SET PROBLEM 1:
Retype the goose hunting thread word for word, everything from "I generally have" down to "(Jun 17, 2021)".
SET PROBLEM 2:
Extend the forum thread about getting permission to hunt geese on peanut farms, picking up after its last line.

EXCERPTED TEXT:
There really is no secret handshake. First you find the peanut fields holding geese then you knock on the door. Ask if you can hunt it the next morning. You'll get a yes more then you'll get a no.


----------



## GTMODawg (May 25, 2021)

jdgator said:


> There really is no secret handshake. First you find the peanut fields holding geese then you knock on the door. Ask if you can hunt it the next morning. You'll get a yes more then you'll get a no.




Sooooo....any suggestions on general areas of the state where this is possible?  I have a sizeable filed set that I am thinking seriously about trading to a buddy in Lubbock Texas for a couple of hunts a season until I get too old and fat to make the trip....but if it is really possible to do what you suggest I may wait a season or two LOL.   I ain't skeered to travel....

One would think that if indeed peanut farmers were wont to allow folks to shoot geese on their place those in South Carolina and Alabama may be equally open to the idea as their brethren in Georgia.  That opens up a bunch of possibilities LOL.

Peanut farmers in West Texas and New Mexico are definitely open to the idea of shooting cranes and snows off their places....apparently both do some serious damage to peanuts somehow.  All I know is generally speaking they are about as likely to say yes as no....

 I generally have had pretty good success asking for permission to hunt....I had  some areas around Lubbock I could hunt and nearly the entirety of the panhandle of Texas is either leased or optioned to lease for geese....but I managed to get a yes from time to time.  Same is true of New Mexico.....but for different reasons....they thought I had lost my mind asking LOL.  No one hunts geese in eastern New Mexico yet the area can be pretty good given the lack of pressure.....


----------



## dang (Jun 17, 2021)

ENTRIES SHOWN:

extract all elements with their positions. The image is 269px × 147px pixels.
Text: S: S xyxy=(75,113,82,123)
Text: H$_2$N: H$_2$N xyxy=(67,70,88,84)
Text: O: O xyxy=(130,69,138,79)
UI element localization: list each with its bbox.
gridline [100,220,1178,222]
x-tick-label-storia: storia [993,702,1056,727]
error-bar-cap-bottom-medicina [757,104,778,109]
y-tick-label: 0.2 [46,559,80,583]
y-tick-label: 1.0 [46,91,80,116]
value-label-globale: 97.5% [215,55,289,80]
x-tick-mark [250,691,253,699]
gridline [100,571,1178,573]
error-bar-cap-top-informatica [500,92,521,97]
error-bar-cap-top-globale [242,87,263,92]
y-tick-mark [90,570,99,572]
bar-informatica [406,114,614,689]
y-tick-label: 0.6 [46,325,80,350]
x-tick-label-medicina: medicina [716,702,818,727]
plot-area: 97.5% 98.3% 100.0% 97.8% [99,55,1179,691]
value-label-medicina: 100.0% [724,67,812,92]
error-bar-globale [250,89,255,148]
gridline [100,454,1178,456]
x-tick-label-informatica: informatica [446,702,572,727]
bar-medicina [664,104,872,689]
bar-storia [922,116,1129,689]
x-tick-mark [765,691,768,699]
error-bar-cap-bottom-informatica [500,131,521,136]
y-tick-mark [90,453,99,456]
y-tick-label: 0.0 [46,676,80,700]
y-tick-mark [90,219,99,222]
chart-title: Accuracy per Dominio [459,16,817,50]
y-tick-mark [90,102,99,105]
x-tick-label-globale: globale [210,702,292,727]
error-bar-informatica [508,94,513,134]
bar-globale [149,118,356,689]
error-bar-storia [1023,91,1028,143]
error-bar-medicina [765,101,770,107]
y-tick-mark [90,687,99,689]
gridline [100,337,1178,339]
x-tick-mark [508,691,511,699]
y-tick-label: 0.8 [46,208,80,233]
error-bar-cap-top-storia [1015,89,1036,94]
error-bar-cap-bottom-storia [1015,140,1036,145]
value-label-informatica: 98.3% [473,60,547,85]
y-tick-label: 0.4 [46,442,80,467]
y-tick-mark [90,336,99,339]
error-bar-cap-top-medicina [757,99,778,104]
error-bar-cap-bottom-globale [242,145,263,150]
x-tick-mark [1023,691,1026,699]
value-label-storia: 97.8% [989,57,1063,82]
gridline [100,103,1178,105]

EXERCISE ANSWER 1:
I generally have had pretty good success asking for permission to hunt....I had  some areas around Lubbock I could hunt and nearly the entirety of the panhandle of Texas is either leased or optioned to lease for geese....but I managed to get a yes from time to time.  Same is true of New Mexico.....but for different reasons....they thought I had lost my mind asking LOL.  No one hunts geese in eastern New Mexico yet the area can be pretty good given the lack of pressure.....


----------



## dang (Jun 17, 2021)

EXERCISE ANSWER 2:
If you’re new and unfamiliar with how the system works I’ll remind you to look into the quota hunt application process. Certain WMA’s in the state offer hunts to a selected number of hunters (quota). Start applying as soon as you have a license, if you don’t get drawn, you gain a preference point you can use to wager the following year to improve your odds of being selected. May not pay off immediately, but it’s free, so apply and down the line you will thank yourself when you have points built up. This isn’t specific to only waterfowl hunts either.


----------



## GotWoody21 (Jun 17, 2021)

dang said:


> If you’re new and unfamiliar with how the system works I’ll remind you to look into the quota hunt application process. Certain WMA’s in the state offer hunts to a selected number of hunters (quota). Start applying as soon as you have a license, if you don’t get drawn, you gain a preference point you can use to wager the following year to improve your odds of being selected. May not pay off immediately, but it’s free, so apply and down the line you will thank yourself when you have points built up. This isn’t specific to only waterfowl hunts either.





Thank you for that information!!

I looked around and saw the Rum Creek WMA doesn't appear to have the quota for waterfowl ( Goose and duck).

Do you know if that's correct?

Any information is appreciated!


----------



## mallardsx2 (Jun 17, 2021)

I used to hunt NY at several places on the eastern end of Lake Ontario every year for 4 days each trip there.

Prepare to be VERY dissapointed with waterfowl hunting in GA. lol


----------



## GotWoody21 (Jun 17, 2021)

mallardsx2 said:


> I used to hunt NY at several places on the eastern end of Lake Ontario every year for 4 days each trip there.
> 
> Prepare to be VERY dissapointed with waterfowl hunting in GA. lol



Yeah I have been hearing that, but I will still put in the effort to get out there and find some birds!


----------



## FloppinBob (Jun 17, 2021)

Gator89 said:


> Got any friends or family in Arkansas?



Arkansas ain't no better these days.  Too many people.  Every field is flooded up to a pit, and farmers are charging way too much for non producing fields.  If a field up there hasn't always had ducks, it won't ever get ducks.


----------



## dang (Jun 17, 2021)

GotWoody21 said:


> Thank you for that information!!
> 
> I looked around and saw the Rum Creek WMA doesn't appear to have the quota for waterfowl ( Goose and duck).
> 
> ...



Below is what I show listed in the wma regs for Rum Creek. You can find the specific WMA regs here (last years): 

http://www.eregulations.com/georgia/hunting/w-m-a-regulations-a-c/

If you aren’t sure you can always call the office for that region as well. 

Rum creek 
*Waterfowl*
Shooting hours end at noon for all areas.

MARSH Project Q3 CYouth s: Dec. 12, Jan. 16
Area west of Juliette Rd. is only open for 2 youth quota hunts.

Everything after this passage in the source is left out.